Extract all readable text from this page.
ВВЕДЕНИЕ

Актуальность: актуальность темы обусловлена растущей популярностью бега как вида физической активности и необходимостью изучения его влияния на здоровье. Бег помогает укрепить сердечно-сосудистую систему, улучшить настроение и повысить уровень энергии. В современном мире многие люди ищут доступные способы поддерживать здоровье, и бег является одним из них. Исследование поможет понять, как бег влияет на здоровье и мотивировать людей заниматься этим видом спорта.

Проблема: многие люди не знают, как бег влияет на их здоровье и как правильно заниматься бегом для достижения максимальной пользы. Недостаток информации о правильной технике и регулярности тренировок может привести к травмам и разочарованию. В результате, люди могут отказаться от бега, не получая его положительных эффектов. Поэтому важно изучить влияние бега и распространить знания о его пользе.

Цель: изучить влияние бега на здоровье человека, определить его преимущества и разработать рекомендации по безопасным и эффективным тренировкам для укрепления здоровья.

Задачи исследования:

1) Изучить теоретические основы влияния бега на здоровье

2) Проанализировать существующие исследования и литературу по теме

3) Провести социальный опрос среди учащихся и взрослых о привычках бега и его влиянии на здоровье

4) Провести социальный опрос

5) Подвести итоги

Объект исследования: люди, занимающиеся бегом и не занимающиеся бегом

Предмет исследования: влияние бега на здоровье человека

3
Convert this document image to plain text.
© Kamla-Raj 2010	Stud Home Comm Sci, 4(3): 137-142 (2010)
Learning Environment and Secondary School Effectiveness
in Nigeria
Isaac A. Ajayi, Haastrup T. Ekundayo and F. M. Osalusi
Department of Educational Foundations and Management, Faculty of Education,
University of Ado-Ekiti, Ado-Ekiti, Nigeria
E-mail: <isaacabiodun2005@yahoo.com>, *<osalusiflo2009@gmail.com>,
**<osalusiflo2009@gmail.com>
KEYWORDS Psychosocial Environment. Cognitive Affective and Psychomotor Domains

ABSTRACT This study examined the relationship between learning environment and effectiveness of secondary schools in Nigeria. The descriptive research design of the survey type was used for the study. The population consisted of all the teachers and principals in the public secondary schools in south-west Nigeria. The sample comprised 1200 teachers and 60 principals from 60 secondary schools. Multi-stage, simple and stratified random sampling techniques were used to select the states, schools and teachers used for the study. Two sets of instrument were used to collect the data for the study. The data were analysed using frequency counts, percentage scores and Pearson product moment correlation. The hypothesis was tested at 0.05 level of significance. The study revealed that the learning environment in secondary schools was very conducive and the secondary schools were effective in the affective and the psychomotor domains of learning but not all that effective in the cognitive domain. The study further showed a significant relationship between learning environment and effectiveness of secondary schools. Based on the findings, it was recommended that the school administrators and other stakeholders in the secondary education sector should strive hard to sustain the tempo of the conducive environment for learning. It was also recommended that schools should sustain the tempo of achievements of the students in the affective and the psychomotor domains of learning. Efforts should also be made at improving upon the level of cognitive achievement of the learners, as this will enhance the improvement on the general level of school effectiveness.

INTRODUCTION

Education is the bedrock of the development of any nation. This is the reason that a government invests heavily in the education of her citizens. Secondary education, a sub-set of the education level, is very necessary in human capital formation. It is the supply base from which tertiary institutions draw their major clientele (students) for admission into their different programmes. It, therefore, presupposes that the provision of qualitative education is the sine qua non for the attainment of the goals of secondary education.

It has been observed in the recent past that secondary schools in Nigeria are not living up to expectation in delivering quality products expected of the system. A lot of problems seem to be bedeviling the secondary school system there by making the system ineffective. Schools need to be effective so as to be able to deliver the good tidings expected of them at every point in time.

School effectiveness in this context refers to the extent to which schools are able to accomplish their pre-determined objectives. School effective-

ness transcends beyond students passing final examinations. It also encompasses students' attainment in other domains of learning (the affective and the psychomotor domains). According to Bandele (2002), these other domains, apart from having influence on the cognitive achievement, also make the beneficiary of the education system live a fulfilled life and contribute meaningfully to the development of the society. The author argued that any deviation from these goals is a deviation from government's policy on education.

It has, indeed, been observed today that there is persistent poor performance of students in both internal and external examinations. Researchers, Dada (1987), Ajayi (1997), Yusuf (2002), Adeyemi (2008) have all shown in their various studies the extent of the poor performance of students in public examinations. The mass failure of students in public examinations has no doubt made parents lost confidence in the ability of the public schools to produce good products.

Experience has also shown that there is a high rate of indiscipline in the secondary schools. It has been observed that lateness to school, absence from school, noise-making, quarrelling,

■ **WHAT IS REQUIRED**
Look through the data above. Copy every line with the string "исследования" in it.

■ **RESPONSE TO THIS TASK**
Задачи исследования:
2) Проанализировать существующие исследования и литературу по теме
Объект исследования: люди, занимающиеся бегом и не занимающиеся бегом
Предмет исследования: влияние бега на здоровье человека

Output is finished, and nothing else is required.